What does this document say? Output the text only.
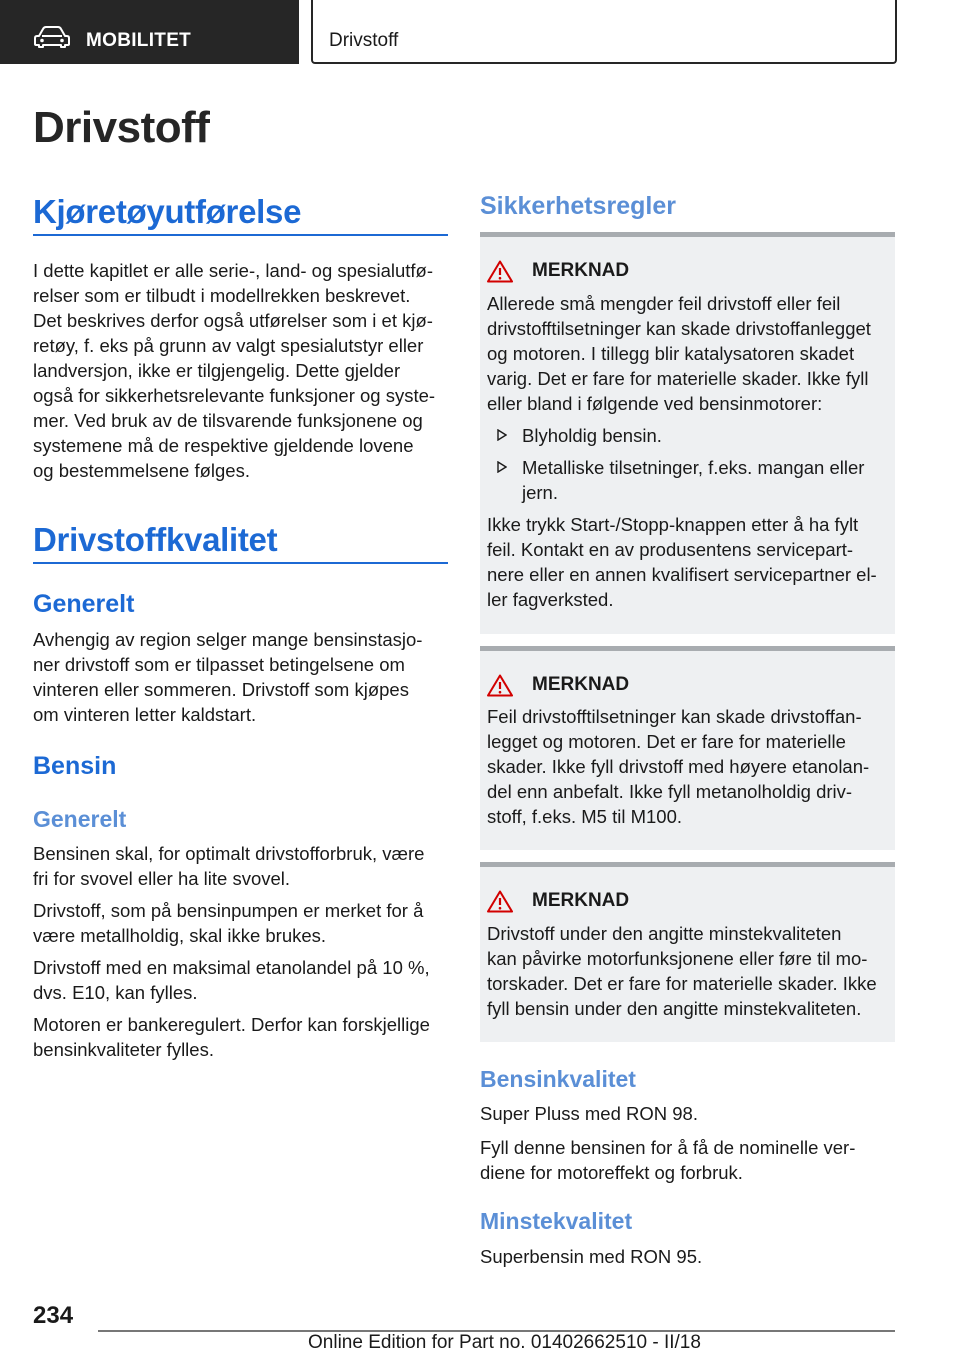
MOBILITET	Drivstoff
Drivstoff
Kjøretøyutførelse

I dette kapitlet er alle serie-, land- og spesialutfø-
relser som er tilbudt i modellrekken beskrevet.
Det beskrives derfor også utførelser som i et kjø-
retøy, f. eks på grunn av valgt spesialutstyr eller
landversjon, ikke er tilgjengelig. Dette gjelder
også for sikkerhetsrelevante funksjoner og syste-
mer. Ved bruk av de tilsvarende funksjonene og
systemene må de respektive gjeldende lovene
og bestemmelsene følges.

Drivstoffkvalitet
Generelt

Avhengig av region selger mange bensinstasjo-
ner drivstoff som er tilpasset betingelsene om
vinteren eller sommeren. Drivstoff som kjøpes
om vinteren letter kaldstart.

Bensin
Generelt

Bensinen skal, for optimalt drivstofforbruk, være
fri for svovel eller ha lite svovel.

Drivstoff, som på bensinpumpen er merket for å
være metallholdig, skal ikke brukes.

Drivstoff med en maksimal etanolandel på 10 %,
dvs. E10, kan fylles.

Motoren er bankeregulert. Derfor kan forskjellige
bensinkvaliteter fylles.

Sikkerhetsregler
MERKNAD

Allerede små mengder feil drivstoff eller feil
drivstofftilsetninger kan skade drivstoffanlegget
og motoren. I tillegg blir katalysatoren skadet
varig. Det er fare for materielle skader. Ikke fyll
eller bland i følgende ved bensinmotorer:

Blyholdig bensin.
Metalliske tilsetninger, f.eks. mangan eller
jern.

Ikke trykk Start-/Stopp-knappen etter å ha fylt
feil. Kontakt en av produsentens servicepart-
nere eller en annen kvalifisert servicepartner el-
ler fagverksted.

MERKNAD

Feil drivstofftilsetninger kan skade drivstoffan-
legget og motoren. Det er fare for materielle
skader. Ikke fyll drivstoff med høyere etanolan-
del enn anbefalt. Ikke fyll metanolholdig driv-
stoff, f.eks. M5 til M100.

MERKNAD

Drivstoff under den angitte minstekvaliteten
kan påvirke motorfunksjonene eller føre til mo-
torskader. Det er fare for materielle skader. Ikke
fyll bensin under den angitte minstekvaliteten.

Bensinkvalitet

Super Pluss med RON 98.

Fyll denne bensinen for å få de nominelle ver-
diene for motoreffekt og forbruk.

Minstekvalitet

Superbensin med RON 95.

234
Online Edition for Part no. 01402662510 - II/18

What needs to be done
Transcribe each line above verbatim, with the pictures left out.

Answer to the problem
What does this document say? Output the text only.
MOBILITET	Drivstoff
Drivstoff
Kjøretøyutførelse

I dette kapitlet er alle serie-, land- og spesialutfø-
relser som er tilbudt i modellrekken beskrevet.
Det beskrives derfor også utførelser som i et kjø-
retøy, f. eks på grunn av valgt spesialutstyr eller
landversjon, ikke er tilgjengelig. Dette gjelder
også for sikkerhetsrelevante funksjoner og syste-
mer. Ved bruk av de tilsvarende funksjonene og
systemene må de respektive gjeldende lovene
og bestemmelsene følges.

Drivstoffkvalitet
Generelt

Avhengig av region selger mange bensinstasjo-
ner drivstoff som er tilpasset betingelsene om
vinteren eller sommeren. Drivstoff som kjøpes
om vinteren letter kaldstart.

Bensin
Generelt

Bensinen skal, for optimalt drivstofforbruk, være
fri for svovel eller ha lite svovel.

Drivstoff, som på bensinpumpen er merket for å
være metallholdig, skal ikke brukes.

Drivstoff med en maksimal etanolandel på 10 %,
dvs. E10, kan fylles.

Motoren er bankeregulert. Derfor kan forskjellige
bensinkvaliteter fylles.

Sikkerhetsregler
MERKNAD

Allerede små mengder feil drivstoff eller feil
drivstofftilsetninger kan skade drivstoffanlegget
og motoren. I tillegg blir katalysatoren skadet
varig. Det er fare for materielle skader. Ikke fyll
eller bland i følgende ved bensinmotorer:

Blyholdig bensin.
Metalliske tilsetninger, f.eks. mangan eller
jern.

Ikke trykk Start-/Stopp-knappen etter å ha fylt
feil. Kontakt en av produsentens servicepart-
nere eller en annen kvalifisert servicepartner el-
ler fagverksted.

MERKNAD

Feil drivstofftilsetninger kan skade drivstoffan-
legget og motoren. Det er fare for materielle
skader. Ikke fyll drivstoff med høyere etanolan-
del enn anbefalt. Ikke fyll metanolholdig driv-
stoff, f.eks. M5 til M100.

MERKNAD

Drivstoff under den angitte minstekvaliteten
kan påvirke motorfunksjonene eller føre til mo-
torskader. Det er fare for materielle skader. Ikke
fyll bensin under den angitte minstekvaliteten.

Bensinkvalitet

Super Pluss med RON 98.

Fyll denne bensinen for å få de nominelle ver-
diene for motoreffekt og forbruk.

Minstekvalitet

Superbensin med RON 95.

234
Online Edition for Part no. 01402662510 - II/18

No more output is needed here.